* BEGIN Supplied material *

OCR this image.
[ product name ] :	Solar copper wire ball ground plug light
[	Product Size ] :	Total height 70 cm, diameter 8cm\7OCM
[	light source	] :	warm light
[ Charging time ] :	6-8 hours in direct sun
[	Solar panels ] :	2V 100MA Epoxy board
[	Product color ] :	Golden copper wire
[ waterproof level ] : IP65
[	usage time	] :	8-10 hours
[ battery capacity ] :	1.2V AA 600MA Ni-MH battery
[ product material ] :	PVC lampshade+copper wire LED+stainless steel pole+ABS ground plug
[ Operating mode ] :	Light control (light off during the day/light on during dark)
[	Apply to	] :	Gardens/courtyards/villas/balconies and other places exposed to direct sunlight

* END Supplied material *

» **Given task**:
Count how many lines above include the word "wire" and answer with that figure only.

» **The result**:
3